-- begin Provided records --
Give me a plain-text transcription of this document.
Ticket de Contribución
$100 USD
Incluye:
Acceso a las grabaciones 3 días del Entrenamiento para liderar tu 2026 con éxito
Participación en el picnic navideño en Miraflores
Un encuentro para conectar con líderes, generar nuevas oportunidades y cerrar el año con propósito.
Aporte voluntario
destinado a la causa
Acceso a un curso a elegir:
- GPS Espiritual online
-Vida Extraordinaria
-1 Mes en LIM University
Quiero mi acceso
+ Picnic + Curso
-- end Provided records --
-- begin Provided records --
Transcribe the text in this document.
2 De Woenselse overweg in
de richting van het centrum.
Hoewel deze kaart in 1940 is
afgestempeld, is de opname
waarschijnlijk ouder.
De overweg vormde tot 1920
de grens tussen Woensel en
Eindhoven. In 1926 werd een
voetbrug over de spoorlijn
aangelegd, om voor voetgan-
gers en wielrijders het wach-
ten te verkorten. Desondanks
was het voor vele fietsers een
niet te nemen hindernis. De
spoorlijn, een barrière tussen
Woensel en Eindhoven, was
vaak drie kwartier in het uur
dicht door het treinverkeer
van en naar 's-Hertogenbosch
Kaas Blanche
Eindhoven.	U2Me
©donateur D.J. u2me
-- end Provided records --
-- begin Provided records --
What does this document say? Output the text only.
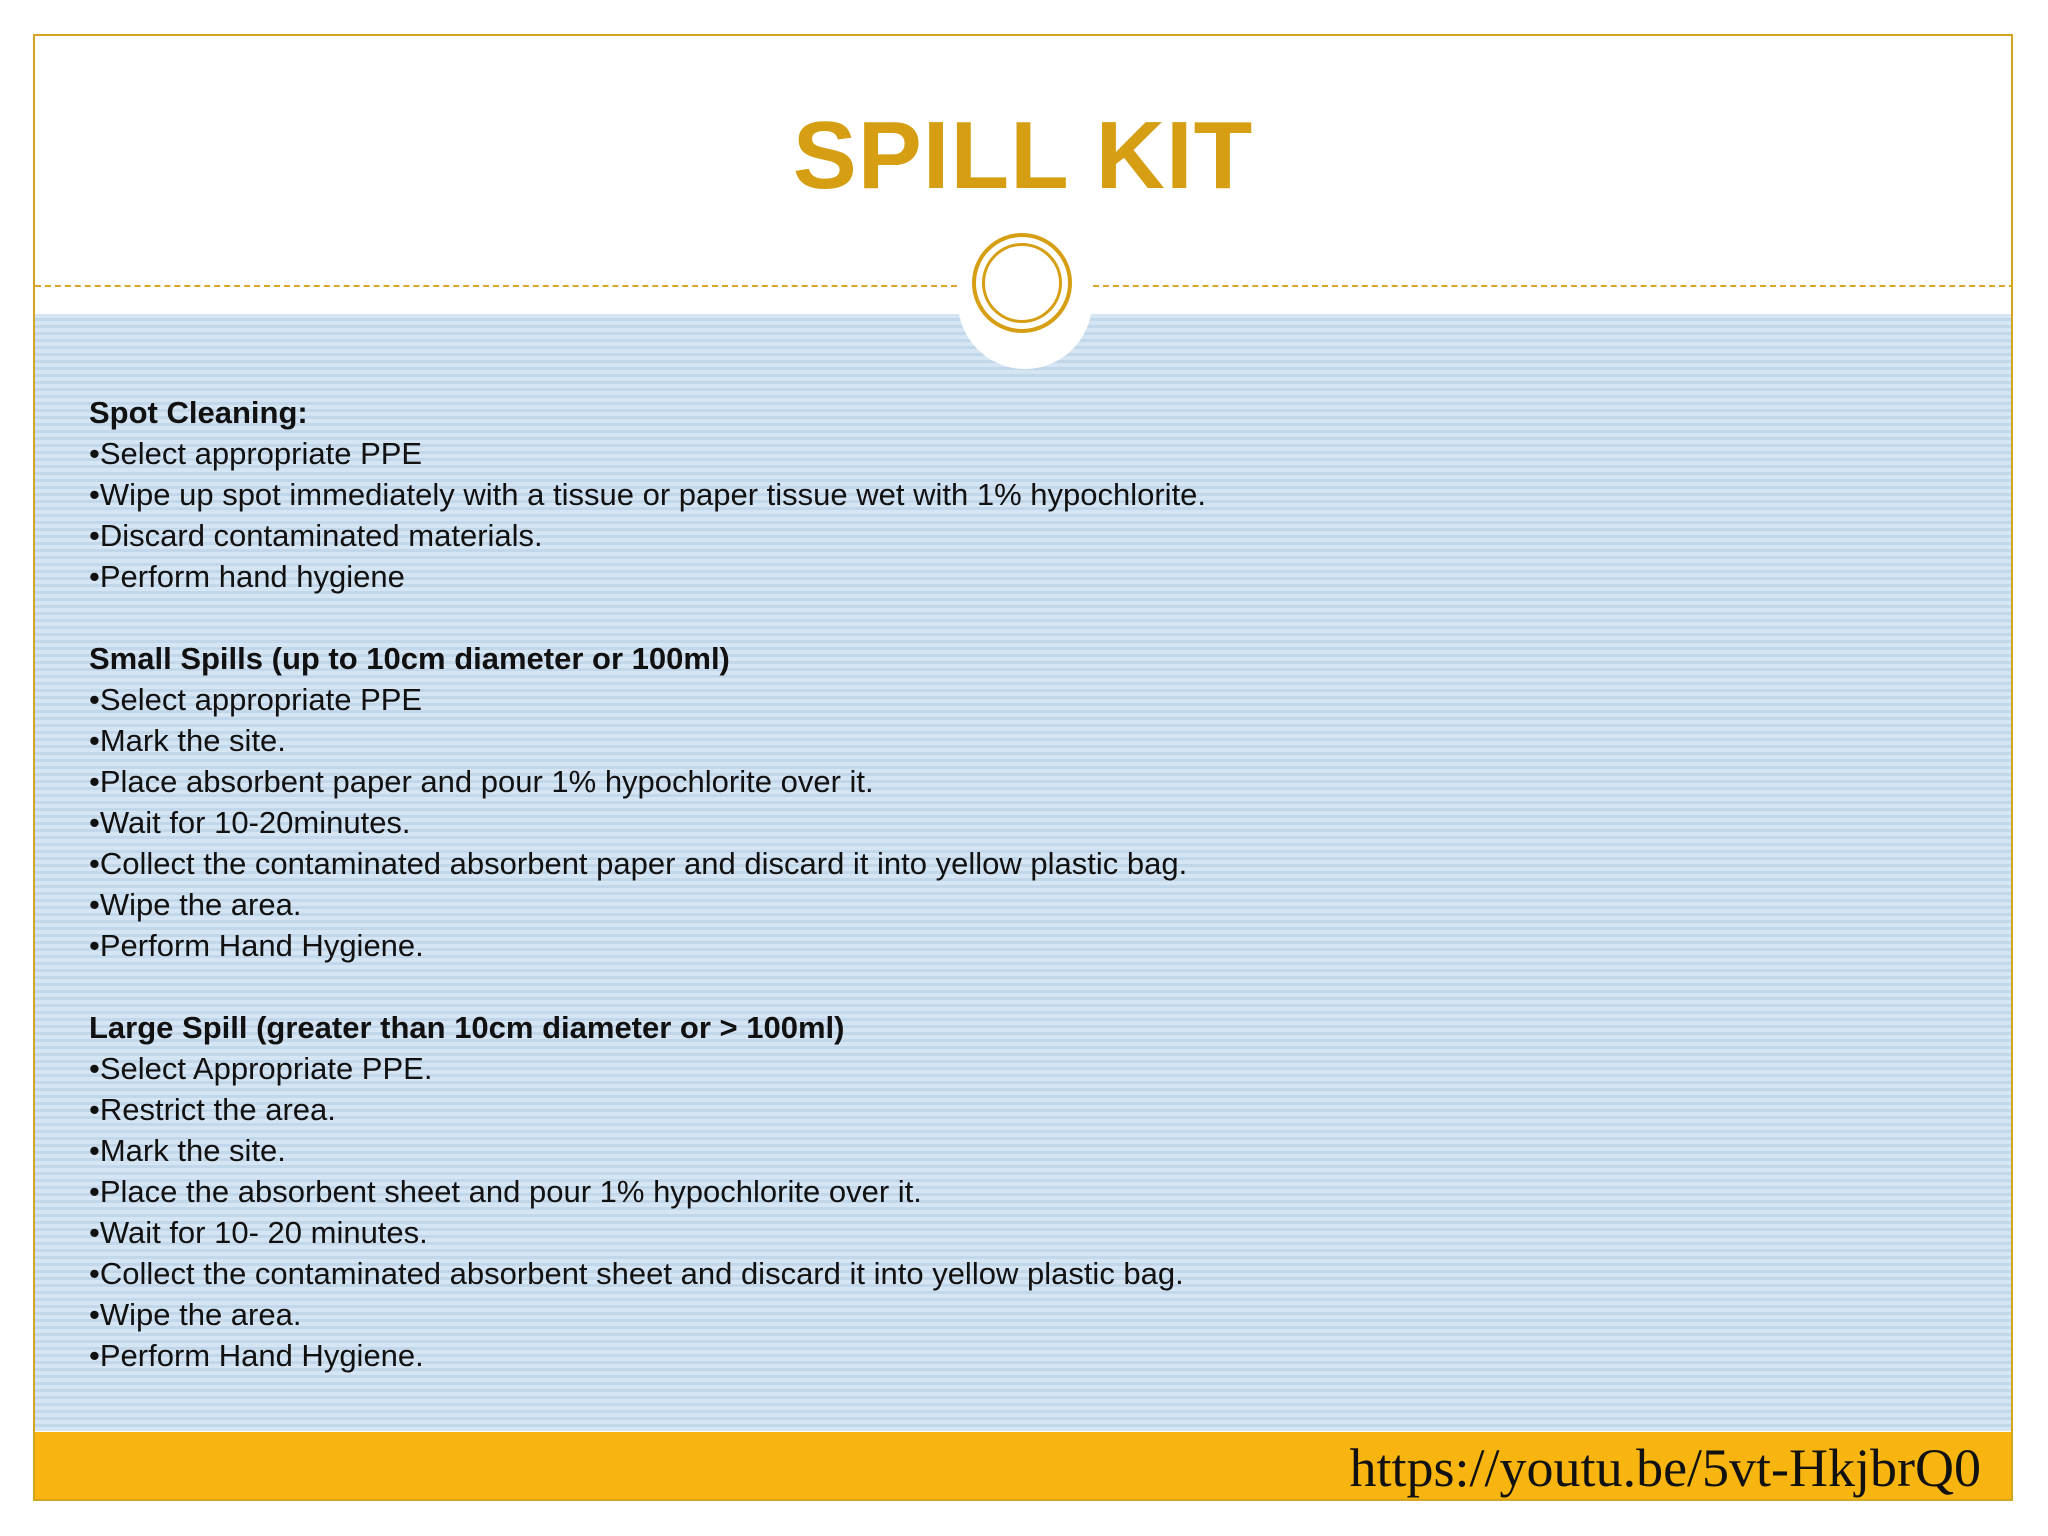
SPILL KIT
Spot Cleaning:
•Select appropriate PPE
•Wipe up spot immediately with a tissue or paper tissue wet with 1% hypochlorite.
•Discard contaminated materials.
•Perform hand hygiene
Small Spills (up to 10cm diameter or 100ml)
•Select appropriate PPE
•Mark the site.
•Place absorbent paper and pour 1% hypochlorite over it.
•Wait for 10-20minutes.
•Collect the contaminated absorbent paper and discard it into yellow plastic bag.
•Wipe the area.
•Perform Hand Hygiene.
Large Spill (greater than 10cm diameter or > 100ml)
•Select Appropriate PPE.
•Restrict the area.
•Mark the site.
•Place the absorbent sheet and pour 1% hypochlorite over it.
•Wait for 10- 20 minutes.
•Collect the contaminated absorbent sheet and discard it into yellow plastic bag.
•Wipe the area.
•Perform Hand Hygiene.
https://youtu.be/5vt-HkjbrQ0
-- end Provided records --
Task requirements:
Pull out and copy each line containing the string "document".

Solution to the exercise:
Give me a plain-text transcription of this document.
Transcribe the text in this document.
What does this document say? Output the text only.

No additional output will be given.